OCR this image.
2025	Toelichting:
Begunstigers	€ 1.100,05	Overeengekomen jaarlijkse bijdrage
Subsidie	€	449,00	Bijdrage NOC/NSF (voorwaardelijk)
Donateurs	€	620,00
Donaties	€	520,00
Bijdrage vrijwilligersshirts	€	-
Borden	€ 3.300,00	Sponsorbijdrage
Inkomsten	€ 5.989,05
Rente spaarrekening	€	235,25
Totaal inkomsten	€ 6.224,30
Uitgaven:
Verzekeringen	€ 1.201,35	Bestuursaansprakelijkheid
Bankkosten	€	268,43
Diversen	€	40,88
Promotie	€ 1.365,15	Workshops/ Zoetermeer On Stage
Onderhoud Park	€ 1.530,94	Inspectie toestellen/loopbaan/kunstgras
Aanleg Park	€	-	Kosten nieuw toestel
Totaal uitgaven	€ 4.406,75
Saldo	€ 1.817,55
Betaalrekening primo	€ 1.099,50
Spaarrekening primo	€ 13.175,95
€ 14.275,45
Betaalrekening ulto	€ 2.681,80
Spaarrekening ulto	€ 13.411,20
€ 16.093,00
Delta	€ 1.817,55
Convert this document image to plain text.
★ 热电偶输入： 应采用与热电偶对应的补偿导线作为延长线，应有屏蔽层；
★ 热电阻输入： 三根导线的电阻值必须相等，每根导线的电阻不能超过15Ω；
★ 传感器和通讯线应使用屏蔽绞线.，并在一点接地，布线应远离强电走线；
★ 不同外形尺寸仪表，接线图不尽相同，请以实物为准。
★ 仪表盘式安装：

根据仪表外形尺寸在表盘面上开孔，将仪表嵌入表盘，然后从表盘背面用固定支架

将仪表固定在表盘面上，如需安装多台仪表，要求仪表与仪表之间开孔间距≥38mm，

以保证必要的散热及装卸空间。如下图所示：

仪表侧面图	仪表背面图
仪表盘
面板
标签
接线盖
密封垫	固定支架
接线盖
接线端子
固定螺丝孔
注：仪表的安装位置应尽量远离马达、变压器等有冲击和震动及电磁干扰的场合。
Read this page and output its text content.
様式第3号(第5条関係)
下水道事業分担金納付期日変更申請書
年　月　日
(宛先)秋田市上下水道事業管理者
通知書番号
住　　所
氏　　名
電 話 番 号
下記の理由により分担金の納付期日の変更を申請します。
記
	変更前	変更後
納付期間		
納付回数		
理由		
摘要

- _Exercise_: Word for word, quote all of the data above.

- _Written answer_:
OCR this image.
2025	Toelichting:
Begunstigers	€ 1.100,05	Overeengekomen jaarlijkse bijdrage
Subsidie	€	449,00	Bijdrage NOC/NSF (voorwaardelijk)
Donateurs	€	620,00
Donaties	€	520,00
Bijdrage vrijwilligersshirts	€	-
Borden	€ 3.300,00	Sponsorbijdrage
Inkomsten	€ 5.989,05
Rente spaarrekening	€	235,25
Totaal inkomsten	€ 6.224,30
Uitgaven:
Verzekeringen	€ 1.201,35	Bestuursaansprakelijkheid
Bankkosten	€	268,43
Diversen	€	40,88
Promotie	€ 1.365,15	Workshops/ Zoetermeer On Stage
Onderhoud Park	€ 1.530,94	Inspectie toestellen/loopbaan/kunstgras
Aanleg Park	€	-	Kosten nieuw toestel
Totaal uitgaven	€ 4.406,75
Saldo	€ 1.817,55
Betaalrekening primo	€ 1.099,50
Spaarrekening primo	€ 13.175,95
€ 14.275,45
Betaalrekening ulto	€ 2.681,80
Spaarrekening ulto	€ 13.411,20
€ 16.093,00
Delta	€ 1.817,55
Convert this document image to plain text.
★ 热电偶输入： 应采用与热电偶对应的补偿导线作为延长线，应有屏蔽层；
★ 热电阻输入： 三根导线的电阻值必须相等，每根导线的电阻不能超过15Ω；
★ 传感器和通讯线应使用屏蔽绞线.，并在一点接地，布线应远离强电走线；
★ 不同外形尺寸仪表，接线图不尽相同，请以实物为准。
★ 仪表盘式安装：

根据仪表外形尺寸在表盘面上开孔，将仪表嵌入表盘，然后从表盘背面用固定支架

将仪表固定在表盘面上，如需安装多台仪表，要求仪表与仪表之间开孔间距≥38mm，

以保证必要的散热及装卸空间。如下图所示：

仪表侧面图	仪表背面图
仪表盘
面板
标签
接线盖
密封垫	固定支架
接线盖
接线端子
固定螺丝孔
注：仪表的安装位置应尽量远离马达、变压器等有冲击和震动及电磁干扰的场合。
Read this page and output its text content.
様式第3号(第5条関係)
下水道事業分担金納付期日変更申請書
年　月　日
(宛先)秋田市上下水道事業管理者
通知書番号
住　　所
氏　　名
電 話 番 号
下記の理由により分担金の納付期日の変更を申請します。
記
	変更前	変更後
納付期間		
納付回数		
理由		
摘要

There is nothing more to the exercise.